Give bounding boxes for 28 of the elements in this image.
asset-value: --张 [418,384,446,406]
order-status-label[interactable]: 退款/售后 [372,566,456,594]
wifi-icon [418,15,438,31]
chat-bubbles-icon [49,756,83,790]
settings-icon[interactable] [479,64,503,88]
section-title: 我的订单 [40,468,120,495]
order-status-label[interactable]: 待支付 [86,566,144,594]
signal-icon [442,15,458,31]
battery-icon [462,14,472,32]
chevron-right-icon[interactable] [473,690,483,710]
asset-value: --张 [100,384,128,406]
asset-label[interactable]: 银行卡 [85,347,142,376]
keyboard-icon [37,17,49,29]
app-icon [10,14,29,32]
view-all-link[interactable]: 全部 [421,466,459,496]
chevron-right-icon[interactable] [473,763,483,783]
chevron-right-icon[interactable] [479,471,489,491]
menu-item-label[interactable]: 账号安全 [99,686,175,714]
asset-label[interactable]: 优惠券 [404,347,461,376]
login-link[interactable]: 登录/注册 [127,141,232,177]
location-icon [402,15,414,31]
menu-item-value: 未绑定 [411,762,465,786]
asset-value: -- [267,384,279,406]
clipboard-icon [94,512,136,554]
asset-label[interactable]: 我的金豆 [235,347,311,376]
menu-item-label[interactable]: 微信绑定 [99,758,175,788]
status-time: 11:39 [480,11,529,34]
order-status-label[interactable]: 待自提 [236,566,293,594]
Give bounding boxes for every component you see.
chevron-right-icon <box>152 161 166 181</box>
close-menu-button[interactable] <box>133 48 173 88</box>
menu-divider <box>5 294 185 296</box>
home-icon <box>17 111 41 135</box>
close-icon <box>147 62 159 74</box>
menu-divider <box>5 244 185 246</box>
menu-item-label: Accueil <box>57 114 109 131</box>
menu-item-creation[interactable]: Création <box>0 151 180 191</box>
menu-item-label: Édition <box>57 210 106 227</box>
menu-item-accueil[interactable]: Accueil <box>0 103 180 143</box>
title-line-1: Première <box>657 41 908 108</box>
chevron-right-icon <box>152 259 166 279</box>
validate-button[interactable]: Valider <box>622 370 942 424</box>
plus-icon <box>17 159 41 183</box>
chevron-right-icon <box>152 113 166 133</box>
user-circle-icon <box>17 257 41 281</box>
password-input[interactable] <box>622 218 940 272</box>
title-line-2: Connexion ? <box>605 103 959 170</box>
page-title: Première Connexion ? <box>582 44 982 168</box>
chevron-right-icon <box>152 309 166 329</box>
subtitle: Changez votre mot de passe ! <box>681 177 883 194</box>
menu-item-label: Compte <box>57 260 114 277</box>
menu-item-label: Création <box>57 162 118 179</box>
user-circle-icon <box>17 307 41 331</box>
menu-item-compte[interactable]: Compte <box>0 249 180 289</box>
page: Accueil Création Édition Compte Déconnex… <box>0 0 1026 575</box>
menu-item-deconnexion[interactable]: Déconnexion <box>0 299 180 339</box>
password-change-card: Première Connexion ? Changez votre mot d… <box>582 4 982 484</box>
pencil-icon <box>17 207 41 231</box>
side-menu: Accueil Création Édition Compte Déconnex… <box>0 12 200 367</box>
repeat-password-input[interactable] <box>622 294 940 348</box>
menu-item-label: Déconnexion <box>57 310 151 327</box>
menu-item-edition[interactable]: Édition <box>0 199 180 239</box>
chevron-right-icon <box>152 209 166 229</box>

□ □ □ □ □

**Required task**
Could you rewrite all the rows above, changing every "chevron-right-icon" to "arrow-right-icon" and keeping everything else the same?

**Task solution**
Give bounding boxes for 28 of the elements in this image.
asset-value: --张 [418,384,446,406]
order-status-label[interactable]: 退款/售后 [372,566,456,594]
wifi-icon [418,15,438,31]
chat-bubbles-icon [49,756,83,790]
settings-icon[interactable] [479,64,503,88]
section-title: 我的订单 [40,468,120,495]
order-status-label[interactable]: 待支付 [86,566,144,594]
signal-icon [442,15,458,31]
battery-icon [462,14,472,32]
arrow-right-icon[interactable] [473,690,483,710]
asset-value: --张 [100,384,128,406]
asset-label[interactable]: 银行卡 [85,347,142,376]
keyboard-icon [37,17,49,29]
app-icon [10,14,29,32]
view-all-link[interactable]: 全部 [421,466,459,496]
arrow-right-icon[interactable] [473,763,483,783]
arrow-right-icon[interactable] [479,471,489,491]
menu-item-label[interactable]: 账号安全 [99,686,175,714]
asset-label[interactable]: 优惠券 [404,347,461,376]
login-link[interactable]: 登录/注册 [127,141,232,177]
location-icon [402,15,414,31]
menu-item-value: 未绑定 [411,762,465,786]
asset-value: -- [267,384,279,406]
clipboard-icon [94,512,136,554]
asset-label[interactable]: 我的金豆 [235,347,311,376]
menu-item-label[interactable]: 微信绑定 [99,758,175,788]
status-time: 11:39 [480,11,529,34]
order-status-label[interactable]: 待自提 [236,566,293,594]
Give bounding boxes for every component you see.
arrow-right-icon <box>152 161 166 181</box>
close-menu-button[interactable] <box>133 48 173 88</box>
menu-divider <box>5 294 185 296</box>
home-icon <box>17 111 41 135</box>
close-icon <box>147 62 159 74</box>
menu-divider <box>5 244 185 246</box>
menu-item-label: Accueil <box>57 114 109 131</box>
menu-item-creation[interactable]: Création <box>0 151 180 191</box>
menu-item-label: Édition <box>57 210 106 227</box>
menu-item-accueil[interactable]: Accueil <box>0 103 180 143</box>
title-line-1: Première <box>657 41 908 108</box>
arrow-right-icon <box>152 259 166 279</box>
validate-button[interactable]: Valider <box>622 370 942 424</box>
plus-icon <box>17 159 41 183</box>
arrow-right-icon <box>152 113 166 133</box>
user-circle-icon <box>17 257 41 281</box>
password-input[interactable] <box>622 218 940 272</box>
title-line-2: Connexion ? <box>605 103 959 170</box>
page-title: Première Connexion ? <box>582 44 982 168</box>
arrow-right-icon <box>152 309 166 329</box>
subtitle: Changez votre mot de passe ! <box>681 177 883 194</box>
menu-item-label: Compte <box>57 260 114 277</box>
menu-item-label: Création <box>57 162 118 179</box>
user-circle-icon <box>17 307 41 331</box>
menu-item-compte[interactable]: Compte <box>0 249 180 289</box>
page: Accueil Création Édition Compte Déconnex… <box>0 0 1026 575</box>
menu-item-deconnexion[interactable]: Déconnexion <box>0 299 180 339</box>
password-change-card: Première Connexion ? Changez votre mot d… <box>582 4 982 484</box>
pencil-icon <box>17 207 41 231</box>
side-menu: Accueil Création Édition Compte Déconnex… <box>0 12 200 367</box>
repeat-password-input[interactable] <box>622 294 940 348</box>
menu-item-label: Déconnexion <box>57 310 151 327</box>
menu-item-edition[interactable]: Édition <box>0 199 180 239</box>
arrow-right-icon <box>152 209 166 229</box>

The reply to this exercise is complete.